◆ **EXTRACTED RECORDS**
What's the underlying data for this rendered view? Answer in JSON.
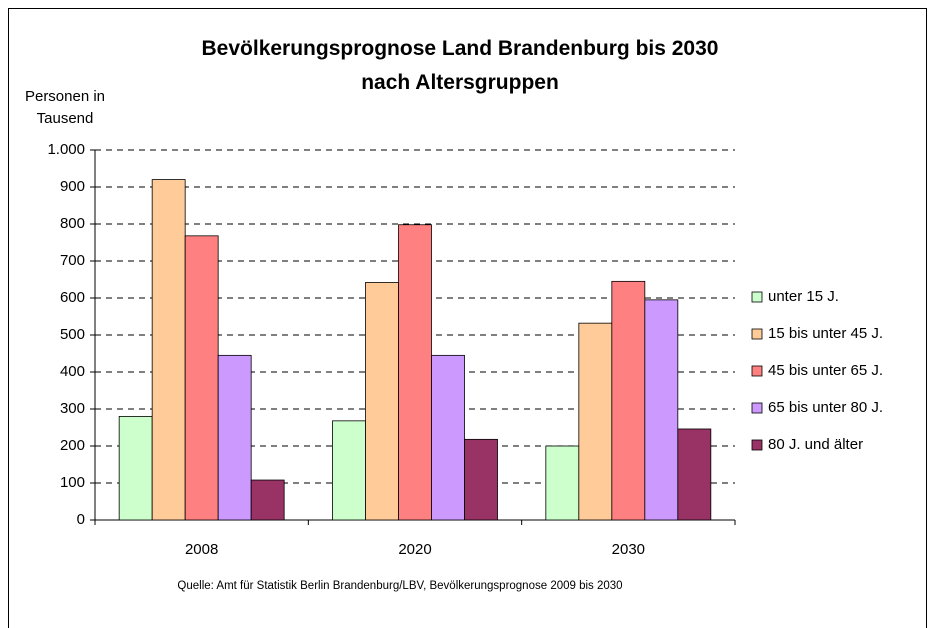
{
  "chart_data": {
    "type": "bar",
    "title": "Bevölkerungsprognose Land Brandenburg bis 2030 nach Altersgruppen",
    "ylabel": "Personen in Tausend",
    "note": "Quelle: Amt für Statistik Berlin Brandenburg/LBV, Bevölkerungsprognose 2009 bis 2030",
    "categories": [
      "2008",
      "2020",
      "2030"
    ],
    "series": [
      {
        "name": "unter 15 J.",
        "color": "#ccffcc",
        "values": [
          280,
          268,
          200
        ]
      },
      {
        "name": "15 bis unter 45 J.",
        "color": "#ffcc99",
        "values": [
          920,
          642,
          532
        ]
      },
      {
        "name": "45 bis unter 65 J.",
        "color": "#ff8080",
        "values": [
          768,
          798,
          645
        ]
      },
      {
        "name": "65 bis unter 80 J.",
        "color": "#cc99ff",
        "values": [
          445,
          445,
          595
        ]
      },
      {
        "name": "80 J. und älter",
        "color": "#993366",
        "values": [
          108,
          218,
          246
        ]
      }
    ],
    "ylim": [
      0,
      1000
    ],
    "yticks": [
      0,
      100,
      200,
      300,
      400,
      500,
      600,
      700,
      800,
      900,
      {
        "value": 1000,
        "label": "1.000"
      }
    ],
    "grid": true,
    "legend": "right"
  }
}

◆ **WHAT YOU WILL DO**
Note how many lines in the material hold the word "unter", and give that number with nothing added.

◆ **WORKED SOLUTION**
4